# MATERIAL
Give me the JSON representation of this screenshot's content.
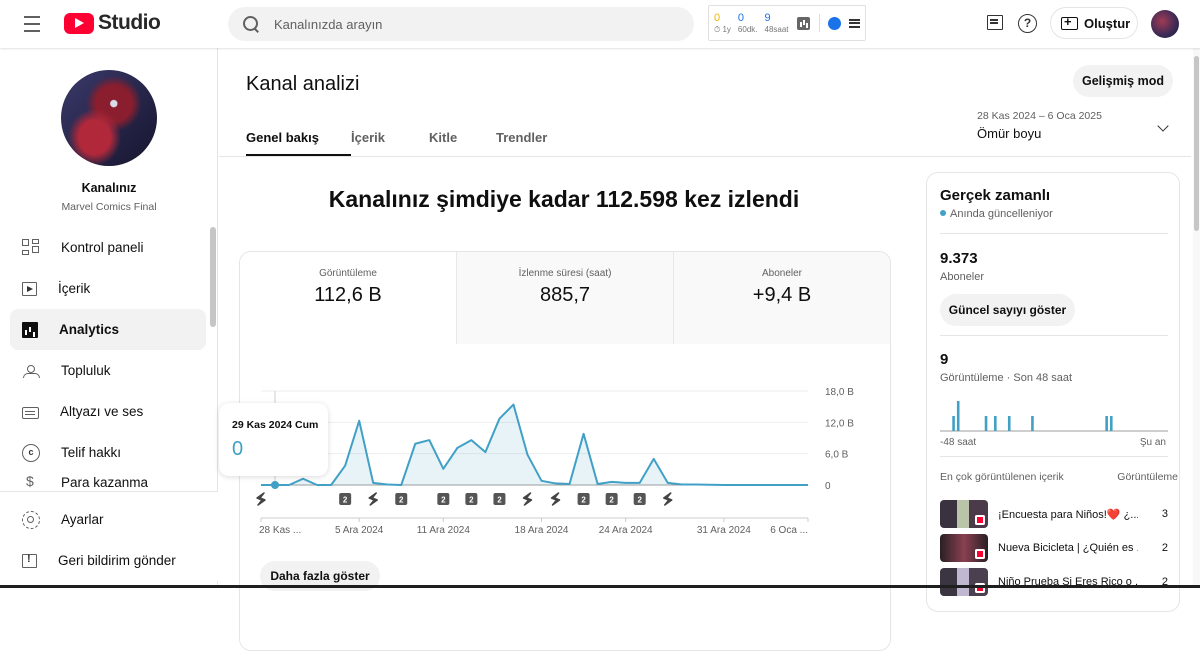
{
  "app": {
    "brand": "Studio",
    "accent_color": "#ff0033",
    "chart_color": "#41a0c6"
  },
  "search": {
    "placeholder": "Kanalınızda arayın",
    "value": ""
  },
  "extension": {
    "stats": [
      {
        "value": "0",
        "label": "⏱ 1y",
        "color": "#f2b400"
      },
      {
        "value": "0",
        "label": "60dk.",
        "color": "#1a73e8"
      },
      {
        "value": "9",
        "label": "48saat",
        "color": "#1a73e8"
      }
    ]
  },
  "topbar": {
    "create_label": "Oluştur"
  },
  "channel": {
    "title": "Kanalınız",
    "name": "Marvel Comics Final"
  },
  "sidebar": {
    "items": [
      {
        "label": "Kontrol paneli",
        "icon": "dashboard-icon"
      },
      {
        "label": "İçerik",
        "icon": "content-icon"
      },
      {
        "label": "Analytics",
        "icon": "analytics-icon",
        "active": true
      },
      {
        "label": "Topluluk",
        "icon": "community-icon"
      },
      {
        "label": "Altyazı ve ses",
        "icon": "subtitles-icon"
      },
      {
        "label": "Telif hakkı",
        "icon": "copyright-icon"
      },
      {
        "label": "Para kazanma",
        "icon": "monetization-icon"
      }
    ],
    "bottom": [
      {
        "label": "Ayarlar",
        "icon": "settings-icon"
      },
      {
        "label": "Geri bildirim gönder",
        "icon": "feedback-icon"
      }
    ]
  },
  "main": {
    "title": "Kanal analizi",
    "advanced_label": "Gelişmiş mod",
    "tabs": [
      {
        "label": "Genel bakış",
        "active": true
      },
      {
        "label": "İçerik"
      },
      {
        "label": "Kitle"
      },
      {
        "label": "Trendler"
      }
    ],
    "date_range": {
      "range": "28 Kas 2024 – 6 Oca 2025",
      "label": "Ömür boyu"
    },
    "headline": "Kanalınız şimdiye kadar 112.598 kez izlendi",
    "kpis": [
      {
        "label": "Görüntüleme",
        "value": "112,6 B",
        "active": true
      },
      {
        "label": "İzlenme süresi (saat)",
        "value": "885,7"
      },
      {
        "label": "Aboneler",
        "value": "+9,4 B"
      }
    ],
    "tooltip": {
      "date": "29 Kas 2024 Cum",
      "value": "0"
    },
    "more_label": "Daha fazla göster"
  },
  "chart_data": {
    "type": "area",
    "title": "Görüntüleme",
    "x": [
      "28 Kas",
      "29 Kas",
      "30 Kas",
      "1 Ara",
      "2 Ara",
      "3 Ara",
      "4 Ara",
      "5 Ara",
      "6 Ara",
      "7 Ara",
      "8 Ara",
      "9 Ara",
      "10 Ara",
      "11 Ara",
      "12 Ara",
      "13 Ara",
      "14 Ara",
      "15 Ara",
      "16 Ara",
      "17 Ara",
      "18 Ara",
      "19 Ara",
      "20 Ara",
      "21 Ara",
      "22 Ara",
      "23 Ara",
      "24 Ara",
      "25 Ara",
      "26 Ara",
      "27 Ara",
      "28 Ara",
      "29 Ara",
      "30 Ara",
      "31 Ara",
      "1 Oca",
      "2 Oca",
      "3 Oca",
      "4 Oca",
      "5 Oca",
      "6 Oca"
    ],
    "series": [
      {
        "name": "Görüntüleme",
        "values": [
          0,
          0,
          0,
          1.2,
          0,
          0,
          3.7,
          12.3,
          0.4,
          0.1,
          0,
          7.9,
          8.6,
          3.1,
          7.1,
          8.6,
          6.3,
          12.7,
          15.4,
          5.8,
          0.8,
          0.3,
          0.2,
          9.8,
          0.2,
          0.6,
          0.4,
          0.4,
          5.0,
          0.4,
          0.1,
          0.1,
          0.05,
          0,
          0,
          0,
          0,
          0,
          0,
          0
        ]
      }
    ],
    "unit": "thousand",
    "ylim": [
      0,
      18
    ],
    "y_ticks": [
      "0",
      "6,0 B",
      "12,0 B",
      "18,0 B"
    ],
    "y_tick_values": [
      0,
      6,
      12,
      18
    ],
    "x_tick_labels": [
      {
        "label": "28 Kas ...",
        "index": 0
      },
      {
        "label": "5 Ara 2024",
        "index": 7
      },
      {
        "label": "11 Ara 2024",
        "index": 13
      },
      {
        "label": "18 Ara 2024",
        "index": 20
      },
      {
        "label": "24 Ara 2024",
        "index": 26
      },
      {
        "label": "31 Ara 2024",
        "index": 33
      },
      {
        "label": "6 Oca ...",
        "index": 39
      }
    ],
    "markers": [
      {
        "index": 0,
        "type": "short"
      },
      {
        "index": 6,
        "type": "count",
        "label": "2"
      },
      {
        "index": 8,
        "type": "short"
      },
      {
        "index": 10,
        "type": "count",
        "label": "2"
      },
      {
        "index": 13,
        "type": "count",
        "label": "2"
      },
      {
        "index": 15,
        "type": "count",
        "label": "2"
      },
      {
        "index": 17,
        "type": "count",
        "label": "2"
      },
      {
        "index": 19,
        "type": "short"
      },
      {
        "index": 21,
        "type": "short"
      },
      {
        "index": 23,
        "type": "count",
        "label": "2"
      },
      {
        "index": 25,
        "type": "count",
        "label": "2"
      },
      {
        "index": 27,
        "type": "count",
        "label": "2"
      },
      {
        "index": 29,
        "type": "short"
      }
    ],
    "highlight_index": 1,
    "grid": true
  },
  "realtime": {
    "title": "Gerçek zamanlı",
    "live_label": "Anında güncelleniyor",
    "subscribers": "9.373",
    "subscribers_label": "Aboneler",
    "show_count_label": "Güncel sayıyı göster",
    "views": "9",
    "views_label": "Görüntüleme · Son 48 saat",
    "axis_start": "-48 saat",
    "axis_end": "Şu an",
    "hourly_views": [
      0,
      0,
      1,
      2,
      0,
      0,
      0,
      0,
      0,
      1,
      0,
      1,
      0,
      0,
      1,
      0,
      0,
      0,
      0,
      1,
      0,
      0,
      0,
      0,
      0,
      0,
      0,
      0,
      0,
      0,
      0,
      0,
      0,
      0,
      0,
      1,
      1,
      0,
      0,
      0,
      0,
      0,
      0,
      0,
      0,
      0,
      0,
      0
    ],
    "top_content_label": "En çok görüntülenen içerik",
    "top_content_metric": "Görüntüleme",
    "top_content": [
      {
        "title": "¡Encuesta para Niños!❤️ ¿...",
        "views": "3"
      },
      {
        "title": "Nueva Bicicleta | ¿Quién es ...",
        "views": "2"
      },
      {
        "title": "Niño Prueba Si Eres Rico o ...",
        "views": "2"
      }
    ]
  }
}
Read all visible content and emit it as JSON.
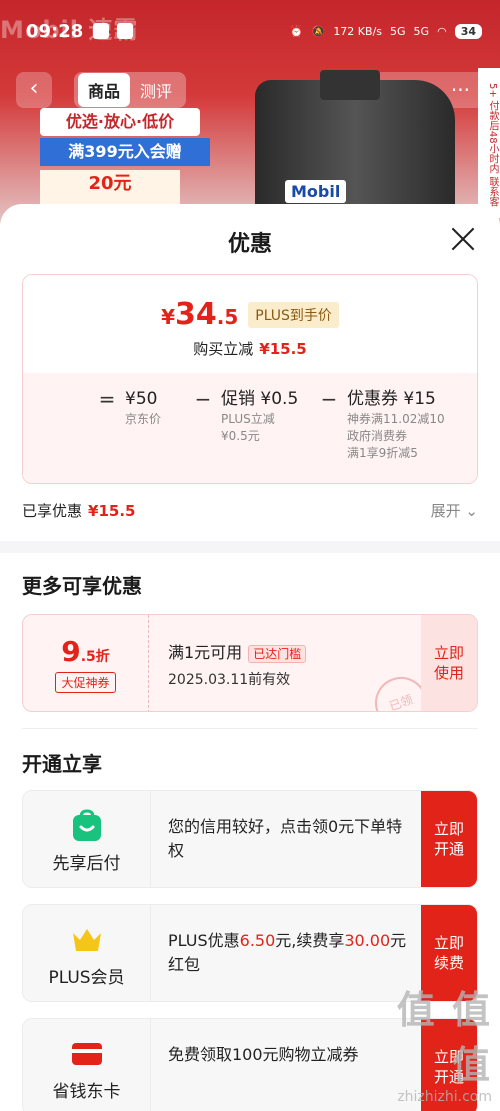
{
  "status_bar": {
    "time": "09:28",
    "network_speed": "172 KB/s",
    "signal_1": "5G",
    "signal_2": "5G",
    "battery": "34"
  },
  "background": {
    "brand": "Mobil",
    "brand_cn": "速霸",
    "tabs": [
      "商品",
      "测评"
    ],
    "banner_1": "优选·放心·低价",
    "banner_2": "满399元入会赠",
    "banner_3": "20元",
    "bottle_label": "Mobil",
    "side_tag": "5+ 付款后48小时内 联系客"
  },
  "sheet": {
    "title": "优惠",
    "price_card": {
      "currency": "¥",
      "price_int": "34",
      "price_dec": ".5",
      "plus_tag": "PLUS到手价",
      "reduce_label": "购买立减",
      "reduce_value": "¥15.5",
      "calc": {
        "eq": "=",
        "base": "¥50",
        "base_sub": "京东价",
        "op1": "−",
        "promo": "促销 ¥0.5",
        "promo_sub1": "PLUS立减",
        "promo_sub2": "¥0.5元",
        "op2": "−",
        "coupon": "优惠券 ¥15",
        "coupon_sub1": "神券满11.02减10",
        "coupon_sub2": "政府消费券",
        "coupon_sub3": "满1享9折减5"
      }
    },
    "enjoyed_label": "已享优惠",
    "enjoyed_value": "¥15.5",
    "expand_label": "展开",
    "more_title": "更多可享优惠",
    "coupon": {
      "discount_big": "9",
      "discount_small": ".5折",
      "tag": "大促神券",
      "condition": "满1元可用",
      "reached": "已达门槛",
      "valid": "2025.03.11前有效",
      "use_label_1": "立即",
      "use_label_2": "使用",
      "stamp": "已领"
    },
    "open_title": "开通立享",
    "services": [
      {
        "name": "先享后付",
        "desc": "您的信用较好，点击领0元下单特权",
        "btn_1": "立即",
        "btn_2": "开通",
        "icon": "shopping-bag-icon",
        "color": "#19c37d"
      },
      {
        "name": "PLUS会员",
        "desc_a": "PLUS优惠",
        "desc_b": "6.50",
        "desc_c": "元,续费享",
        "desc_d": "30.00",
        "desc_e": "元红包",
        "btn_1": "立即",
        "btn_2": "续费",
        "icon": "crown-icon",
        "color": "#f5c518"
      },
      {
        "name": "省钱东卡",
        "desc": "免费领取100元购物立减券",
        "btn_1": "立即",
        "btn_2": "开通",
        "icon": "card-icon",
        "color": "#e2231a"
      }
    ],
    "watermark": {
      "text": "值 值 值",
      "url": "zhizhizhi.com"
    }
  }
}
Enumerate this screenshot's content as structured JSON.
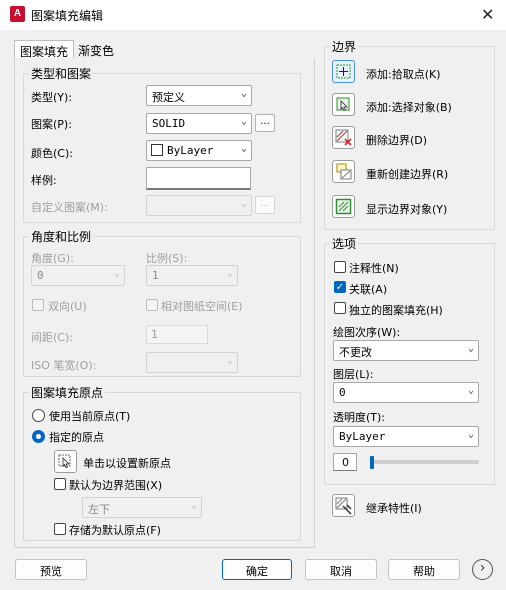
{
  "window": {
    "title": "图案填充编辑",
    "app_icon": "A"
  },
  "tabs": [
    {
      "label": "图案填充"
    },
    {
      "label": "渐变色"
    }
  ],
  "type_pattern": {
    "title": "类型和图案",
    "type_label": "类型(Y):",
    "type_value": "预定义",
    "pattern_label": "图案(P):",
    "pattern_value": "SOLID",
    "color_label": "颜色(C):",
    "color_value": "ByLayer",
    "swatch_label": "样例:",
    "custom_label": "自定义图案(M):",
    "ellipsis": "..."
  },
  "angle_scale": {
    "title": "角度和比例",
    "angle_label": "角度(G):",
    "angle_value": "0",
    "scale_label": "比例(S):",
    "scale_value": "1",
    "double_label": "双向(U)",
    "relative_label": "相对图纸空间(E)",
    "spacing_label": "间距(C):",
    "spacing_value": "1",
    "iso_label": "ISO 笔宽(O):"
  },
  "origin": {
    "title": "图案填充原点",
    "use_current": "使用当前原点(T)",
    "specified": "指定的原点",
    "click_set": "单击以设置新原点",
    "default_extents": "默认为边界范围(X)",
    "position_value": "左下",
    "store_default": "存储为默认原点(F)"
  },
  "boundaries": {
    "title": "边界",
    "add_pick": "添加:拾取点(K)",
    "add_select": "添加:选择对象(B)",
    "remove": "删除边界(D)",
    "recreate": "重新创建边界(R)",
    "view": "显示边界对象(Y)"
  },
  "options": {
    "title": "选项",
    "annotative": "注释性(N)",
    "associative": "关联(A)",
    "separate": "独立的图案填充(H)",
    "draw_order_label": "绘图次序(W):",
    "draw_order_value": "不更改",
    "layer_label": "图层(L):",
    "layer_value": "0",
    "transparency_label": "透明度(T):",
    "transparency_value": "ByLayer",
    "transparency_amount": "0",
    "transparency_level": 0
  },
  "inherit": "继承特性(I)",
  "footer": {
    "preview": "预览",
    "ok": "确定",
    "cancel": "取消",
    "help": "帮助",
    "more": "›"
  },
  "colors": {
    "accent": "#0067c0",
    "title_icon": "#c8102e"
  }
}
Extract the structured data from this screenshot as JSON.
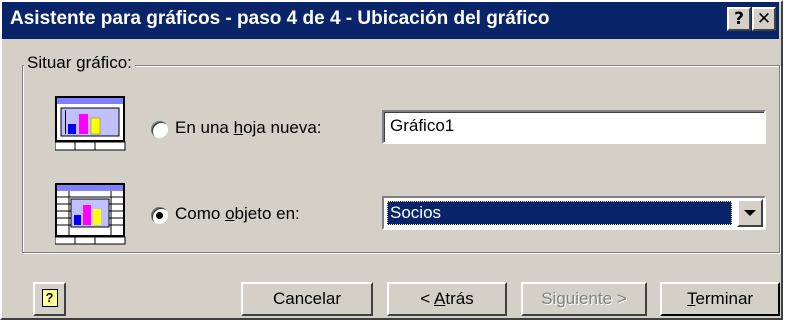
{
  "window": {
    "title": "Asistente para gráficos - paso 4 de 4 - Ubicación del gráfico",
    "help_glyph": "?",
    "close_glyph": "✕"
  },
  "group": {
    "label": "Situar gráfico:"
  },
  "options": {
    "new_sheet": {
      "label_pre": "En una ",
      "label_u": "h",
      "label_post": "oja nueva:",
      "selected": false,
      "value": "Gráfico1",
      "icon": "chart-sheet-icon"
    },
    "as_object": {
      "label_pre": "Como ",
      "label_u": "o",
      "label_post": "bjeto en:",
      "selected": true,
      "value": "Socios",
      "icon": "embedded-chart-icon"
    }
  },
  "buttons": {
    "help": "?",
    "cancel": "Cancelar",
    "back_pre": "< ",
    "back_u": "A",
    "back_post": "trás",
    "next": "Siguiente >",
    "finish_u": "T",
    "finish_post": "erminar"
  },
  "colors": {
    "titlebar": "#0a246a",
    "face": "#d4d0c8",
    "selection": "#0a246a",
    "bar_blue": "#0000ff",
    "bar_magenta": "#ff00ff",
    "bar_yellow": "#ffff00"
  }
}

# TASK DIRECTIONS
Out of the material above, select every line that holds the string "structured".

# WRITTEN REPLY
Enumerate this screenshot's content as structured JSON.
Extract the structured data from this screenshot as JSON.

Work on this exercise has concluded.